▸ SOURCE TEXT:
An indirect allocation method approved by some other department, program,
or governmental entity is not automatically approved by HHSC for cost-reporting
(B) HHSC reviews each cost-reporting allocation method
on a case-by-case basis in order to ensure that the reported costs
fairly and reasonably represent the operations of the contracted provider.
If in the course of an audit it is determined that an existing or
approved allocation method does not fairly and reasonably represent
the operations of the contracted provider, then an adjustment to the
allocation method will be made consistent with subsection (f)(3) -
(4) of this section. A contracted provider may request an informal
review, and subsequently an appeal, of a decision concerning its allocation
methods in accordance with §355.110 of this title (relating to
Informal Reviews and Formal Appeals).
(C) Any allocation method used for cost-reporting purposes
must be consistently applied across all contracted programs and business
entities in which the contracted provider has an interest.

▸ DATA SUPPLIED:
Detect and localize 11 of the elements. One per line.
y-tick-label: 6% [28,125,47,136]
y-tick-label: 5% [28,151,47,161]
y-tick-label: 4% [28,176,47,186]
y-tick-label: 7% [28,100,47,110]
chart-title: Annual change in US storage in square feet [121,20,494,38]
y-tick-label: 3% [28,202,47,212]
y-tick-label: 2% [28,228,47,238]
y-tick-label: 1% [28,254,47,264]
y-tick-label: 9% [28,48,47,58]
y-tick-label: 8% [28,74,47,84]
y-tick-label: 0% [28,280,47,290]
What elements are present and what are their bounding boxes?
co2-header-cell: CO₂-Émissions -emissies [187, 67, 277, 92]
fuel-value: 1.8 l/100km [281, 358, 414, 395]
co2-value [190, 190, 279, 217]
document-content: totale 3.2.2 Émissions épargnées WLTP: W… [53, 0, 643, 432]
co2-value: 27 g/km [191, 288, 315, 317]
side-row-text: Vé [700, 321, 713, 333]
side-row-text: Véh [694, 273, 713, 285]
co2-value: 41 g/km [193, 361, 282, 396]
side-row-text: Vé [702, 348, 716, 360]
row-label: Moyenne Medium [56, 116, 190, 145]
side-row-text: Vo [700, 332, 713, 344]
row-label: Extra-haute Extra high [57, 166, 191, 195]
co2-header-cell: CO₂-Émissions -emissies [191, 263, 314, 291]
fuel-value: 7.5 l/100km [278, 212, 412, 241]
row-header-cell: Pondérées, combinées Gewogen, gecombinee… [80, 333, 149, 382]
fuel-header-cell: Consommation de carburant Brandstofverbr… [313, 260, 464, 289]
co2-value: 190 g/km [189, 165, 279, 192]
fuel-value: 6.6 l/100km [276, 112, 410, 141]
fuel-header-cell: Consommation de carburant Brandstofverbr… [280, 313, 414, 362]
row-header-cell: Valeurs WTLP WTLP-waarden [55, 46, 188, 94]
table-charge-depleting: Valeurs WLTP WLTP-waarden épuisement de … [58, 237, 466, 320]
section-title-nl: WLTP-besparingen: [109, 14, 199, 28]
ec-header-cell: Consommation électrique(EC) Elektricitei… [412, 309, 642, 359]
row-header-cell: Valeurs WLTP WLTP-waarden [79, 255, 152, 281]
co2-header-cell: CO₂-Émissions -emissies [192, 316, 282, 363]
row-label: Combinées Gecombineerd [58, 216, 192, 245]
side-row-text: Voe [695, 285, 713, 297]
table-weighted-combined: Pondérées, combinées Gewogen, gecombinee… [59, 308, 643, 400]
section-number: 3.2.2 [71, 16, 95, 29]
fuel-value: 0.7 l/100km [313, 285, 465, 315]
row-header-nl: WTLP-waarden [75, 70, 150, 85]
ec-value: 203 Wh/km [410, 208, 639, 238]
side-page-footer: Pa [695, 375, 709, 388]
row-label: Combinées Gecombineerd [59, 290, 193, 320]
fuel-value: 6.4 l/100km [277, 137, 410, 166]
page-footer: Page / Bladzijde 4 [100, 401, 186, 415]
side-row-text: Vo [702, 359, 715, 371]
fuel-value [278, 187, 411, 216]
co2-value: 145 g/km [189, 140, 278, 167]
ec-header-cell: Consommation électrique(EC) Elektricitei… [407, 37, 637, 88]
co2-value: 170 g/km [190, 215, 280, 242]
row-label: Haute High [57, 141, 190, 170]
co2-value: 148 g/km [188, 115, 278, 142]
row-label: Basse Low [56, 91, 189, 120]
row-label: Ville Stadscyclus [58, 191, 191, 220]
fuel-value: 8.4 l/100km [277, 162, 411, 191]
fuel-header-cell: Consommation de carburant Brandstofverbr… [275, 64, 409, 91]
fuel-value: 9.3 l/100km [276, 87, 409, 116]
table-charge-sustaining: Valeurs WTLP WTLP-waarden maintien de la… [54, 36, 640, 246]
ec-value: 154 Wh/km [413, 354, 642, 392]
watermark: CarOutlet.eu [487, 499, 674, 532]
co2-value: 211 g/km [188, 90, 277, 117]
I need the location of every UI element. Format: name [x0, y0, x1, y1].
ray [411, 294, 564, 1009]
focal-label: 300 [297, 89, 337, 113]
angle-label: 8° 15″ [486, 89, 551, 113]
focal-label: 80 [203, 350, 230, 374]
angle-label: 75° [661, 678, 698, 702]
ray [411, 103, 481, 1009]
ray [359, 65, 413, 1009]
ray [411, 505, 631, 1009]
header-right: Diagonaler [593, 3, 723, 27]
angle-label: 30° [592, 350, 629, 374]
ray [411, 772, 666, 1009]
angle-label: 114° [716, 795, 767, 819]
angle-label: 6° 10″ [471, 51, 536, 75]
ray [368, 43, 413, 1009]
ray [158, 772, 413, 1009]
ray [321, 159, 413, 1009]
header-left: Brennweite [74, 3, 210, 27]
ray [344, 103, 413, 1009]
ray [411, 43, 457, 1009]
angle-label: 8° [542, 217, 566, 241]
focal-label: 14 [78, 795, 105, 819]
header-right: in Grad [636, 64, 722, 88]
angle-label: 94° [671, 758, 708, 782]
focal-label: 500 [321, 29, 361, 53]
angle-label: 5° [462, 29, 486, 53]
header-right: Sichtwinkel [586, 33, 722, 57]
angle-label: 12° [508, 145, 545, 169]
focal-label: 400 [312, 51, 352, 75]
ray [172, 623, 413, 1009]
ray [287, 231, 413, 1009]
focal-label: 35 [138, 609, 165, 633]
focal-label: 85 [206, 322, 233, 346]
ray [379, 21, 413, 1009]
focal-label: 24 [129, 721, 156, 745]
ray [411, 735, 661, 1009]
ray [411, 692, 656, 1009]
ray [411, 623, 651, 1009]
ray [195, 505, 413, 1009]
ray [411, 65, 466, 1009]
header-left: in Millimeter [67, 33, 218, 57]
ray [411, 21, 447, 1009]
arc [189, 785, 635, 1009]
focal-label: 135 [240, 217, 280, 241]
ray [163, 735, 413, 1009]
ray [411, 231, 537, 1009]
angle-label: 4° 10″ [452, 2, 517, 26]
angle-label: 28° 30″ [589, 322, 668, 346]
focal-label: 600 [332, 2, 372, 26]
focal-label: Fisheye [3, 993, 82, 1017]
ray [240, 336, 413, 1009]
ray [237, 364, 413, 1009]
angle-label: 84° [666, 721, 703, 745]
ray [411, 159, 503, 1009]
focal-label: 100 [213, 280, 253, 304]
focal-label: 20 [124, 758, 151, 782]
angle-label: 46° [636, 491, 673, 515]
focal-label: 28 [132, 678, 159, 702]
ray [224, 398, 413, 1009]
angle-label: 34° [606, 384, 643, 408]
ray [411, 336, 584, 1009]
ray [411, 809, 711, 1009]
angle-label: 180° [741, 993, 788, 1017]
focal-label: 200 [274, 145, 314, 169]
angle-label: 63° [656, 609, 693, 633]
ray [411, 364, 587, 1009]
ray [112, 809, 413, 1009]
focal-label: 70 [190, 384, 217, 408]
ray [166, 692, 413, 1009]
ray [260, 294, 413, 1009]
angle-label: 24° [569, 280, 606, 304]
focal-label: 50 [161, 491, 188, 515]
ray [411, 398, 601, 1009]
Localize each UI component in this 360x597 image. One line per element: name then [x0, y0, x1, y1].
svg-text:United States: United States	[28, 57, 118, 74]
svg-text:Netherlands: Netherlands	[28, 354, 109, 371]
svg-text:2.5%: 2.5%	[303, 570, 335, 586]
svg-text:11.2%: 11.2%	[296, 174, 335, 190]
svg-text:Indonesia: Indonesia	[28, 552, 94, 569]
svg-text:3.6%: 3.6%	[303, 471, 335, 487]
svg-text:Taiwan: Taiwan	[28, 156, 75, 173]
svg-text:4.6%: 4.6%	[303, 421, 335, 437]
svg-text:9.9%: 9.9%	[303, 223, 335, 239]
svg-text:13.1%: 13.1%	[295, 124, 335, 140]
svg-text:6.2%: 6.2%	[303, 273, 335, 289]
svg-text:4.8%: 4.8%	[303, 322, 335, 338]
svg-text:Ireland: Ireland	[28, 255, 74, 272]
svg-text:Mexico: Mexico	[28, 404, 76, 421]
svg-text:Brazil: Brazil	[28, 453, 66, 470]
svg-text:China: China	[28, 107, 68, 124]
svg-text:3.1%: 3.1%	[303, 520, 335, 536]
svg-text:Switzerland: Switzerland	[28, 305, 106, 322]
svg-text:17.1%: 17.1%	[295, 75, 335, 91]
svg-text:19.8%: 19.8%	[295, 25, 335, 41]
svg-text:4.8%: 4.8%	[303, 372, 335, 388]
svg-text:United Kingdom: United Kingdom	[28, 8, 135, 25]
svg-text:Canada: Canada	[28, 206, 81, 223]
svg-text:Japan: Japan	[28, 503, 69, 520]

▸ WHAT THE EXERCISE ASKS: According to the text on HHSC cost-reporting allocation methods, how consistently must an allocation method used for cost-reporting purposes be applied? Rely only on the text, not on the lines.

▸ RESPONSE TO THE EXERCISE: It must be applied consistently across all contracted programs and business entities in which the contracted provider has an interest.